* _Records for this task_
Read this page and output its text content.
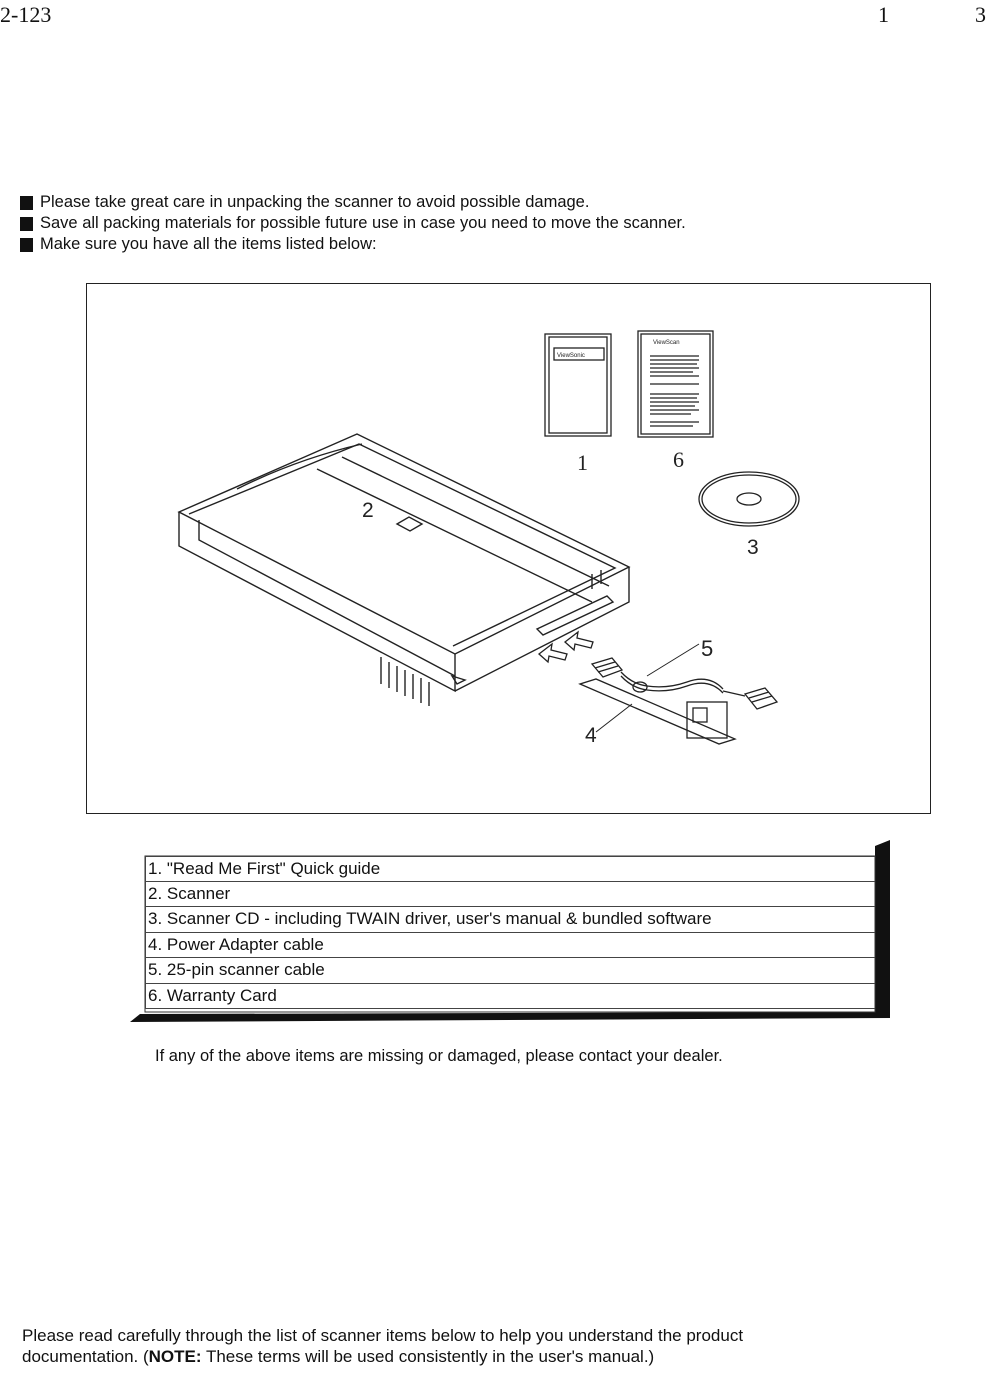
2-123	1	3
Please take great care in unpacking the scanner to avoid possible damage.
Save all packing materials for possible future use in case you need to move the scanner.
Make sure you have all the items listed below:
ViewSonic
ViewScan
1	6
2
3
5
4
1. "Read Me First" Quick guide
2. Scanner
3. Scanner CD - including TWAIN driver, user's manual & bundled software
4. Power Adapter cable
5. 25-pin scanner cable
6. Warranty Card
If any of the above items are missing or damaged, please contact your dealer.
Please read carefully through the list of scanner items below to help you understand the product
documentation. (NOTE: These terms will be used consistently in the user's manual.)
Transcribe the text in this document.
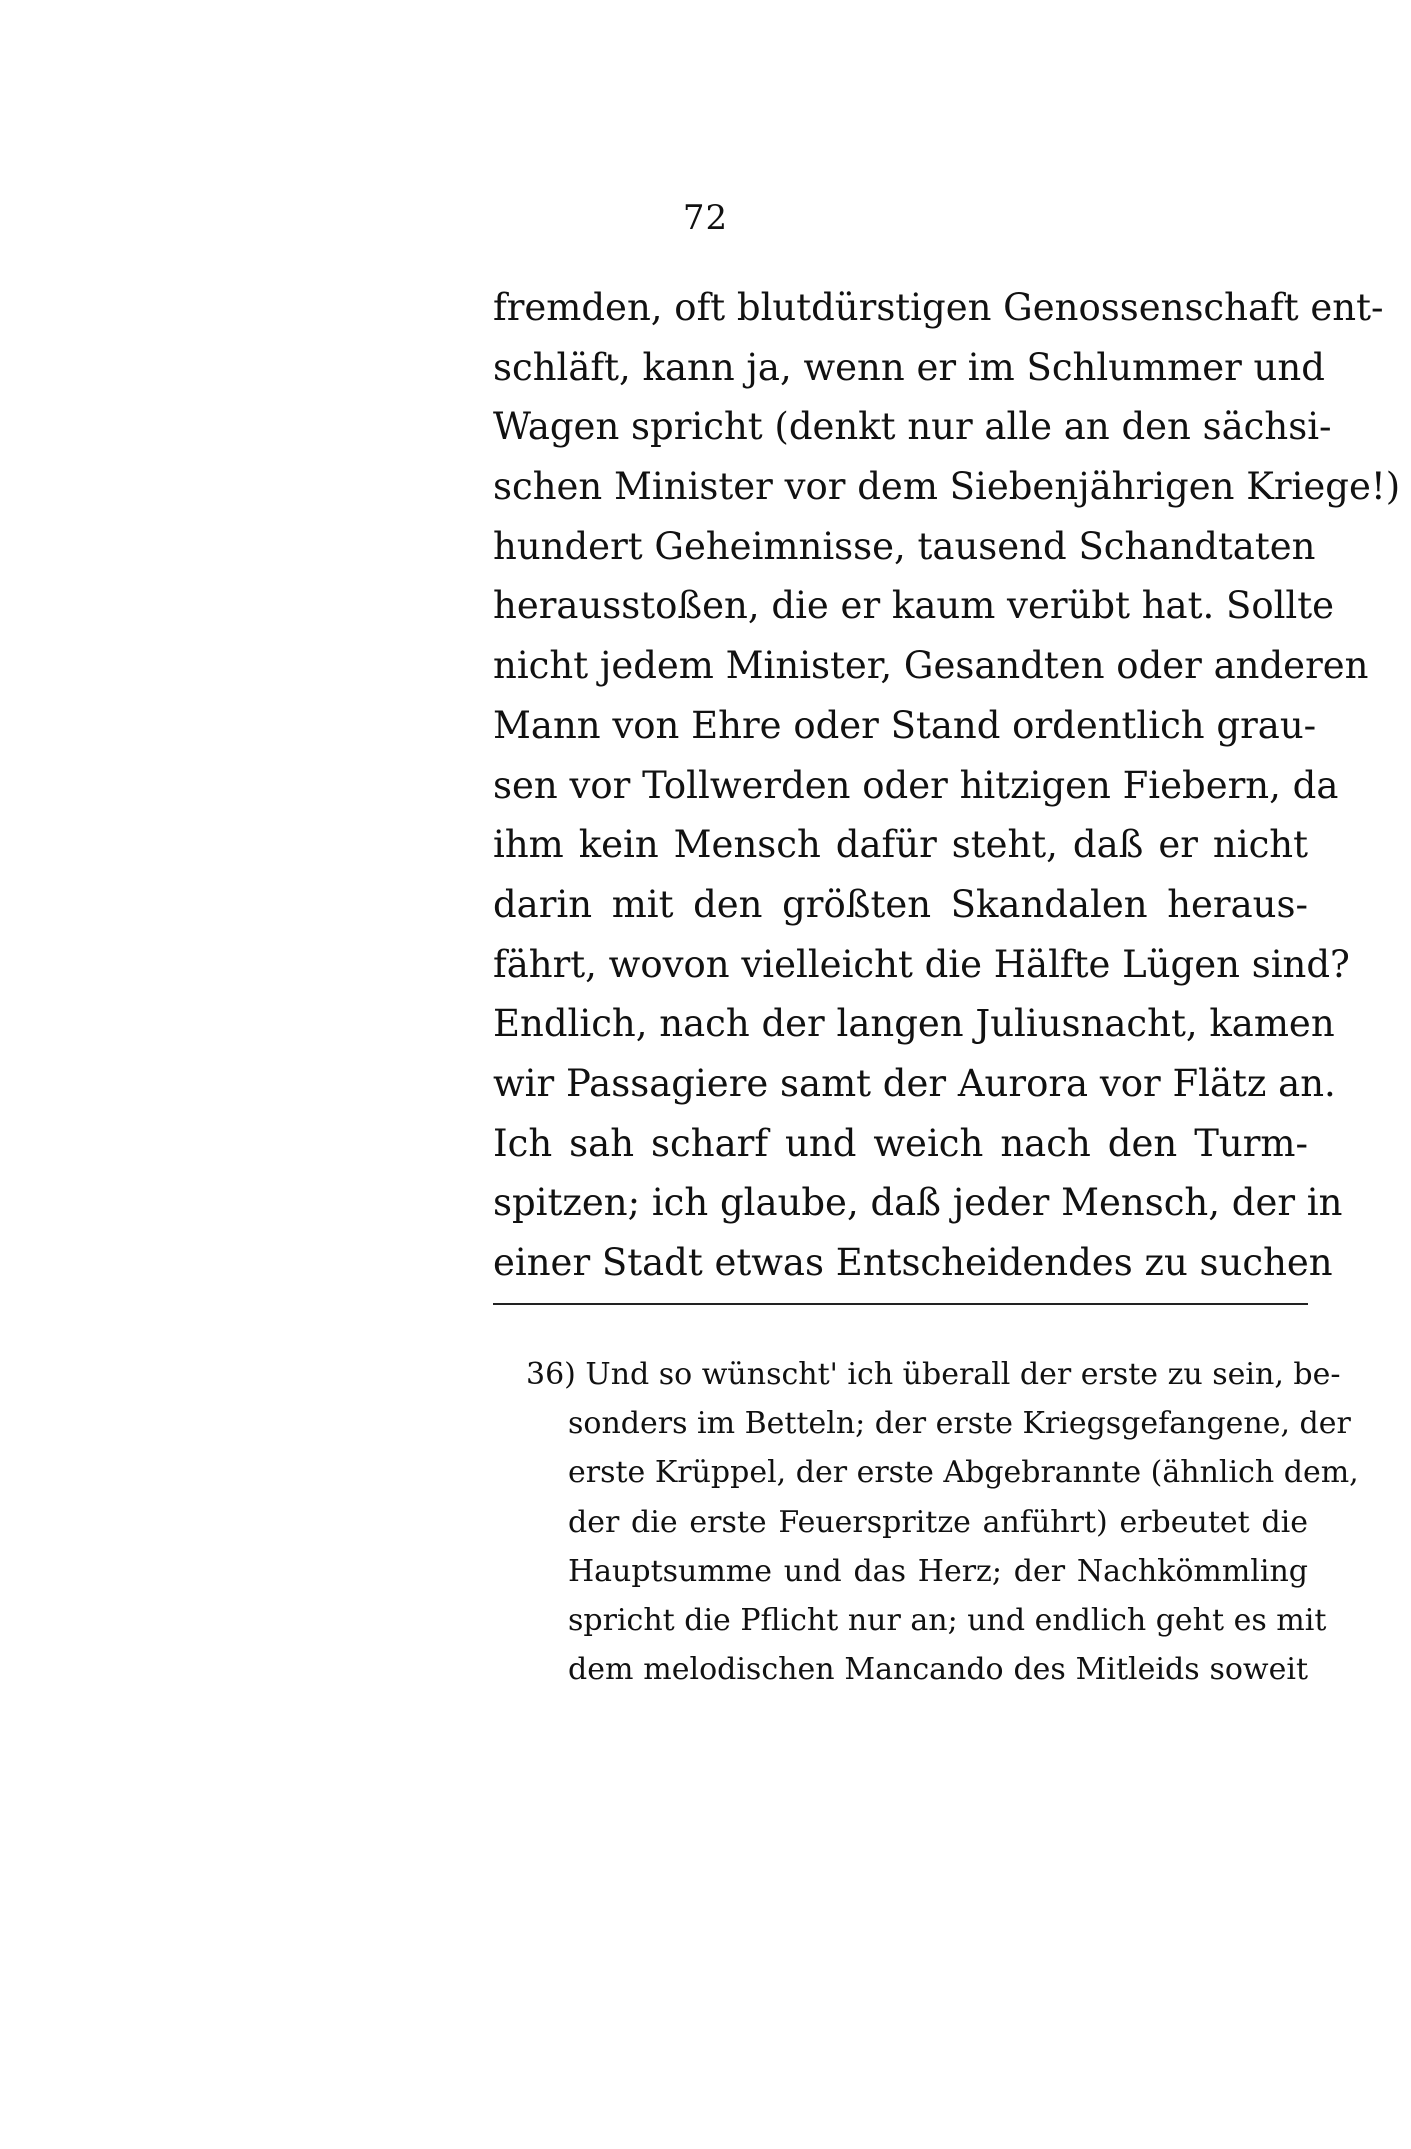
72
fremden, oft blutdürstigen Genossenschaft ent-
schläft, kann ja, wenn er im Schlummer und
Wagen spricht (denkt nur alle an den sächsi-
schen Minister vor dem Siebenjährigen Kriege!)
hundert Geheimnisse, tausend Schandtaten
herausstoßen, die er kaum verübt hat. Sollte
nicht jedem Minister, Gesandten oder anderen
Mann von Ehre oder Stand ordentlich grau-
sen vor Tollwerden oder hitzigen Fiebern, da
ihm kein Mensch dafür steht, daß er nicht
darin mit den größten Skandalen heraus-
fährt, wovon vielleicht die Hälfte Lügen sind?
Endlich, nach der langen Juliusnacht, kamen
wir Passagiere samt der Aurora vor Flätz an.
Ich sah scharf und weich nach den Turm-
spitzen; ich glaube, daß jeder Mensch, der in
einer Stadt etwas Entscheidendes zu suchen
36) Und so wünscht' ich überall der erste zu sein, be-
sonders im Betteln; der erste Kriegsgefangene, der
erste Krüppel, der erste Abgebrannte (ähnlich dem,
der die erste Feuerspritze anführt) erbeutet die
Hauptsumme und das Herz; der Nachkömmling
spricht die Pflicht nur an; und endlich geht es mit
dem melodischen Mancando des Mitleids soweit
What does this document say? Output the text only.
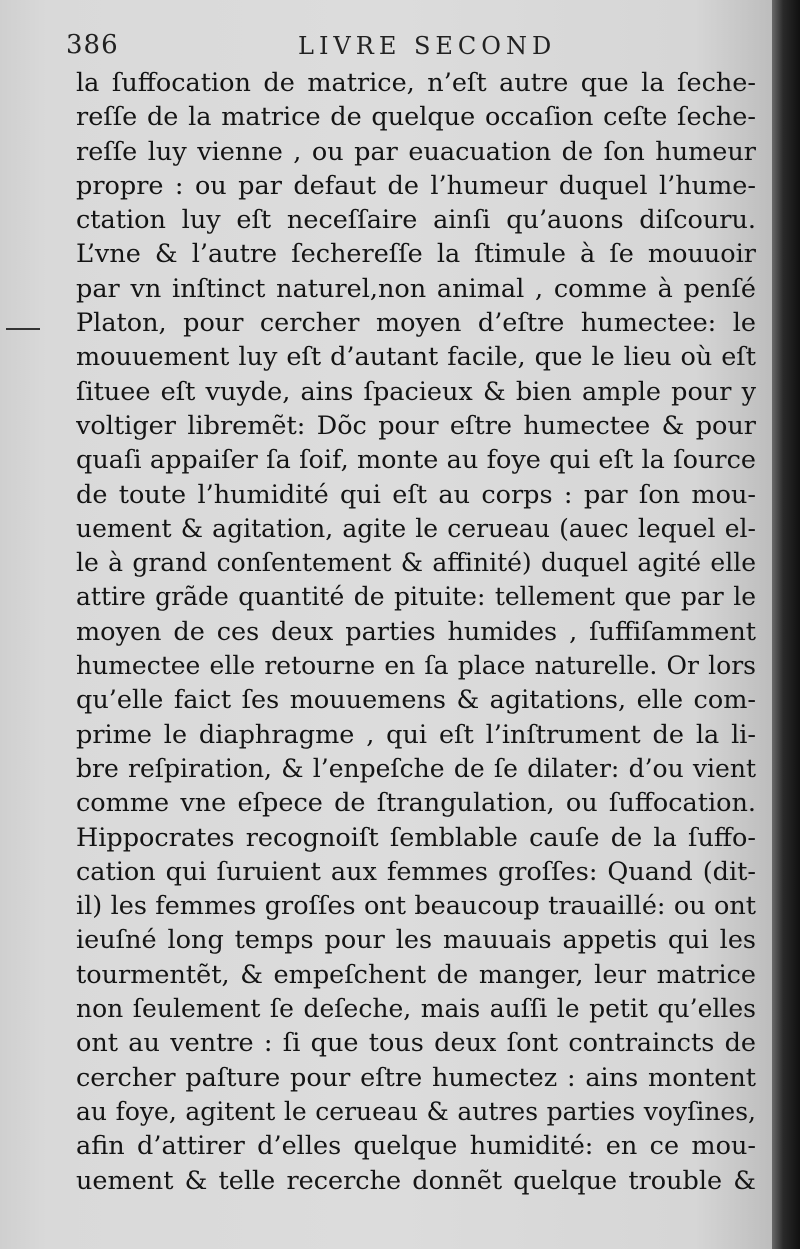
386	LIVRE SECOND
la ſuffocation de matrice, n’eſt autre que la ſeche-
reſſe de la matrice de quelque occaſion ceſte ſeche-
reſſe luy vienne , ou par euacuation de ſon humeur
propre : ou par defaut de l’humeur duquel l’hume-
ctation luy eſt neceſſaire ainſi qu’auons diſcouru.
L’vne & l’autre ſechereſſe la ſtimule à ſe mouuoir
par vn inſtinct naturel,non animal , comme à penſé
Platon, pour cercher moyen d’eſtre humectee: le
mouuement luy eſt d’autant facile, que le lieu où eſt
ſituee eſt vuyde, ains ſpacieux & bien ample pour y
voltiger libremẽt: Dõc pour eſtre humectee & pour
quaſi appaiſer ſa ſoif, monte au foye qui eſt la ſource
de toute l’humidité qui eſt au corps : par ſon mou-
uement & agitation, agite le cerueau (auec lequel el-
le à grand conſentement & affinité) duquel agité elle
attire grãde quantité de pituite: tellement que par le
moyen de ces deux parties humides , ſuffiſamment
humectee elle retourne en ſa place naturelle. Or lors
qu’elle faict ſes mouuemens & agitations, elle com-
prime le diaphragme , qui eſt l’inſtrument de la li-
bre reſpiration, & l’enpeſche de ſe dilater: d’ou vient
comme vne eſpece de ſtrangulation, ou ſuffocation.
Hippocrates recognoiſt ſemblable cauſe de la ſuffo-
cation qui ſuruient aux femmes groſſes: Quand (dit-
il) les femmes groſſes ont beaucoup trauaillé: ou ont
ieuſné long temps pour les mauuais appetis qui les
tourmentẽt, & empeſchent de manger, leur matrice
non ſeulement ſe deſeche, mais auſſi le petit qu’elles
ont au ventre : ſi que tous deux ſont contraincts de
cercher paſture pour eſtre humectez : ains montent
au foye, agitent le cerueau & autres parties voyſines,
afin d’attirer d’elles quelque humidité: en ce mou-
uement & telle recerche donnẽt quelque trouble &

* _What you have to do_
Print all of the records shown above exactly, leaving out each picture.

* _Output for this exercise_
Read this page and output its text content.
2-123	1	3
Please take great care in unpacking the scanner to avoid possible damage.
Save all packing materials for possible future use in case you need to move the scanner.
Make sure you have all the items listed below:
ViewSonic
ViewScan
1	6
2
3
5
4
1. "Read Me First" Quick guide
2. Scanner
3. Scanner CD - including TWAIN driver, user's manual & bundled software
4. Power Adapter cable
5. 25-pin scanner cable
6. Warranty Card
If any of the above items are missing or damaged, please contact your dealer.
Please read carefully through the list of scanner items below to help you understand the product
documentation. (NOTE: These terms will be used consistently in the user's manual.)
Transcribe the text in this document.
72
fremden, oft blutdürstigen Genossenschaft ent-
schläft, kann ja, wenn er im Schlummer und
Wagen spricht (denkt nur alle an den sächsi-
schen Minister vor dem Siebenjährigen Kriege!)
hundert Geheimnisse, tausend Schandtaten
herausstoßen, die er kaum verübt hat. Sollte
nicht jedem Minister, Gesandten oder anderen
Mann von Ehre oder Stand ordentlich grau-
sen vor Tollwerden oder hitzigen Fiebern, da
ihm kein Mensch dafür steht, daß er nicht
darin mit den größten Skandalen heraus-
fährt, wovon vielleicht die Hälfte Lügen sind?
Endlich, nach der langen Juliusnacht, kamen
wir Passagiere samt der Aurora vor Flätz an.
Ich sah scharf und weich nach den Turm-
spitzen; ich glaube, daß jeder Mensch, der in
einer Stadt etwas Entscheidendes zu suchen
36) Und so wünscht' ich überall der erste zu sein, be-
sonders im Betteln; der erste Kriegsgefangene, der
erste Krüppel, der erste Abgebrannte (ähnlich dem,
der die erste Feuerspritze anführt) erbeutet die
Hauptsumme und das Herz; der Nachkömmling
spricht die Pflicht nur an; und endlich geht es mit
dem melodischen Mancando des Mitleids soweit
What does this document say? Output the text only.
386	LIVRE SECOND
la ſuffocation de matrice, n’eſt autre que la ſeche-
reſſe de la matrice de quelque occaſion ceſte ſeche-
reſſe luy vienne , ou par euacuation de ſon humeur
propre : ou par defaut de l’humeur duquel l’hume-
ctation luy eſt neceſſaire ainſi qu’auons diſcouru.
L’vne & l’autre ſechereſſe la ſtimule à ſe mouuoir
par vn inſtinct naturel,non animal , comme à penſé
Platon, pour cercher moyen d’eſtre humectee: le
mouuement luy eſt d’autant facile, que le lieu où eſt
ſituee eſt vuyde, ains ſpacieux & bien ample pour y
voltiger libremẽt: Dõc pour eſtre humectee & pour
quaſi appaiſer ſa ſoif, monte au foye qui eſt la ſource
de toute l’humidité qui eſt au corps : par ſon mou-
uement & agitation, agite le cerueau (auec lequel el-
le à grand conſentement & affinité) duquel agité elle
attire grãde quantité de pituite: tellement que par le
moyen de ces deux parties humides , ſuffiſamment
humectee elle retourne en ſa place naturelle. Or lors
qu’elle faict ſes mouuemens & agitations, elle com-
prime le diaphragme , qui eſt l’inſtrument de la li-
bre reſpiration, & l’enpeſche de ſe dilater: d’ou vient
comme vne eſpece de ſtrangulation, ou ſuffocation.
Hippocrates recognoiſt ſemblable cauſe de la ſuffo-
cation qui ſuruient aux femmes groſſes: Quand (dit-
il) les femmes groſſes ont beaucoup trauaillé: ou ont
ieuſné long temps pour les mauuais appetis qui les
tourmentẽt, & empeſchent de manger, leur matrice
non ſeulement ſe deſeche, mais auſſi le petit qu’elles
ont au ventre : ſi que tous deux ſont contraincts de
cercher paſture pour eſtre humectez : ains montent
au foye, agitent le cerueau & autres parties voyſines,
afin d’attirer d’elles quelque humidité: en ce mou-
uement & telle recerche donnẽt quelque trouble &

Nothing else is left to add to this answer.